Exercise directions: Locate each line below that includes "农保A类" and reproduce it.

Records provided:

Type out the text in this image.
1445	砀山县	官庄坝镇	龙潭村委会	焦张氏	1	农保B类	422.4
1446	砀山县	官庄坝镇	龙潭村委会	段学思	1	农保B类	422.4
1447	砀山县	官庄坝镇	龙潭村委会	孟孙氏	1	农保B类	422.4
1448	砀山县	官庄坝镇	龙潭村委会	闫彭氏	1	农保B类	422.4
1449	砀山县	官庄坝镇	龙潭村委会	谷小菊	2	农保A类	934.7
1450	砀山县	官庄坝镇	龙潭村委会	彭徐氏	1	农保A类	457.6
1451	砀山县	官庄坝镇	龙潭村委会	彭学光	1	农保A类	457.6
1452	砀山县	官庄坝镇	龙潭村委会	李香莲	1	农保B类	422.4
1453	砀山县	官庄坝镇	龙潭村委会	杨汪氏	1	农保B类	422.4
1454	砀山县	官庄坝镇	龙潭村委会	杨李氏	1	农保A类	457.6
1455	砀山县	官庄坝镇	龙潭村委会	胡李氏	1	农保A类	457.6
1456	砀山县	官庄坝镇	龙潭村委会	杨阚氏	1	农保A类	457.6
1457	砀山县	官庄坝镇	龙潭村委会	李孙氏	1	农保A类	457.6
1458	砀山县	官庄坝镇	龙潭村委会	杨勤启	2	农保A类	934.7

--

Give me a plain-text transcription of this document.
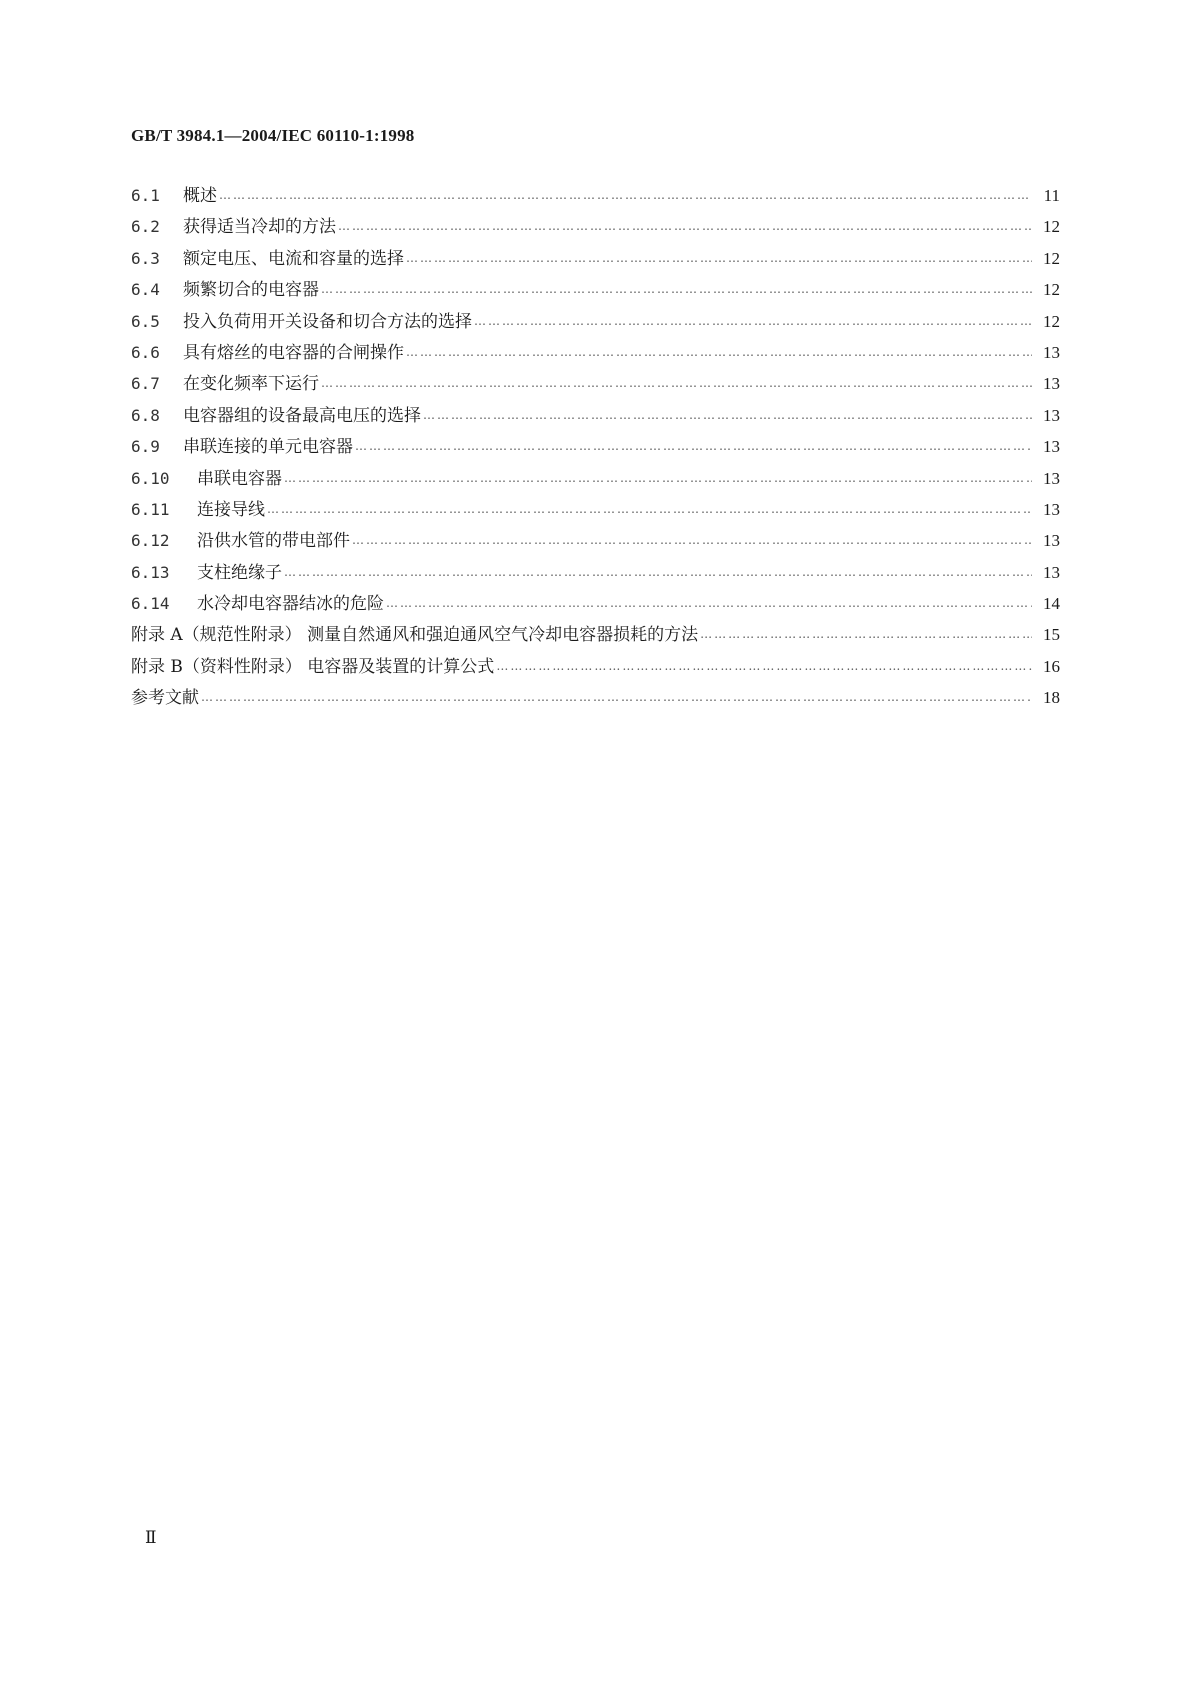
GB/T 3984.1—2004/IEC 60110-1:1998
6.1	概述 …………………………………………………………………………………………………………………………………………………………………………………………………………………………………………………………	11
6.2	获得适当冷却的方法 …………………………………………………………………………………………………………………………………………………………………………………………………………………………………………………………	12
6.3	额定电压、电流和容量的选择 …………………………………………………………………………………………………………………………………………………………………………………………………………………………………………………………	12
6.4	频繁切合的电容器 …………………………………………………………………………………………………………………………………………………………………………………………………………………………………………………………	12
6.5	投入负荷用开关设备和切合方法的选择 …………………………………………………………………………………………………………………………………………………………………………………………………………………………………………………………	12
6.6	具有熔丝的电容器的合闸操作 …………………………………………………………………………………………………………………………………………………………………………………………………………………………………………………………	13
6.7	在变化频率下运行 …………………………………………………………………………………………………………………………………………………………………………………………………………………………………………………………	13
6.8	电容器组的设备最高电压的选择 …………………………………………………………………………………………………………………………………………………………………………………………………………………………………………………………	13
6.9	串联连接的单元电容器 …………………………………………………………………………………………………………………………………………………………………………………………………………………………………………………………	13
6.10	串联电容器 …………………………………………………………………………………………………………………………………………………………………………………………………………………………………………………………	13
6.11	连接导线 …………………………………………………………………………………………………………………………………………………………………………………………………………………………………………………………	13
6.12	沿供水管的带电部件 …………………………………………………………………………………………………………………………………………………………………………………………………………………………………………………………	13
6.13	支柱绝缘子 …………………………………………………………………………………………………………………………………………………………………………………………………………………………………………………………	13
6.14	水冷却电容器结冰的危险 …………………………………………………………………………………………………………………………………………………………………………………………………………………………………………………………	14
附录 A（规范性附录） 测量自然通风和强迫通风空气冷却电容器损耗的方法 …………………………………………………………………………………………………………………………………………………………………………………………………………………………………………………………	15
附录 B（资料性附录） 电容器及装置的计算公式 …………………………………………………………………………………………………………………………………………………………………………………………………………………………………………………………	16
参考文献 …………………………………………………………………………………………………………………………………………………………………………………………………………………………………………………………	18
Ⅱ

--

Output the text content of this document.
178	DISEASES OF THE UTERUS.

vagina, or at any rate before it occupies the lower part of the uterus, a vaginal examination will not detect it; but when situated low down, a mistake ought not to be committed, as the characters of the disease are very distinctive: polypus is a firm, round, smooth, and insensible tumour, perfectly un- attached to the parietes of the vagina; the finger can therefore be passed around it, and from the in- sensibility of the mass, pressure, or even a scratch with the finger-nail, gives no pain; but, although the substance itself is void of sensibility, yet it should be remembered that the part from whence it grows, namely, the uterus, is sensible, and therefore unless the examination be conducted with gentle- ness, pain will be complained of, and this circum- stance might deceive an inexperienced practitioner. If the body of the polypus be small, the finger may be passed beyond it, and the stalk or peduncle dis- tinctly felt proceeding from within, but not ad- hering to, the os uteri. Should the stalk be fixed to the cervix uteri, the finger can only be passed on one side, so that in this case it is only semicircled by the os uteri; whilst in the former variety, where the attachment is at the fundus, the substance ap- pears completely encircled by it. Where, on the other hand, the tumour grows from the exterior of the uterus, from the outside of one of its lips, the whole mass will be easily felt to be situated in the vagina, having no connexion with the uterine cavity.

Answer in full:
1449	砀山县	官庄坝镇	龙潭村委会	谷小菊	2	农保A类	934.7
1450	砀山县	官庄坝镇	龙潭村委会	彭徐氏	1	农保A类	457.6
1451	砀山县	官庄坝镇	龙潭村委会	彭学光	1	农保A类	457.6
1454	砀山县	官庄坝镇	龙潭村委会	杨李氏	1	农保A类	457.6
1455	砀山县	官庄坝镇	龙潭村委会	胡李氏	1	农保A类	457.6
1456	砀山县	官庄坝镇	龙潭村委会	杨阚氏	1	农保A类	457.6
1457	砀山县	官庄坝镇	龙潭村委会	李孙氏	1	农保A类	457.6
1458	砀山县	官庄坝镇	龙潭村委会	杨勤启	2	农保A类	934.7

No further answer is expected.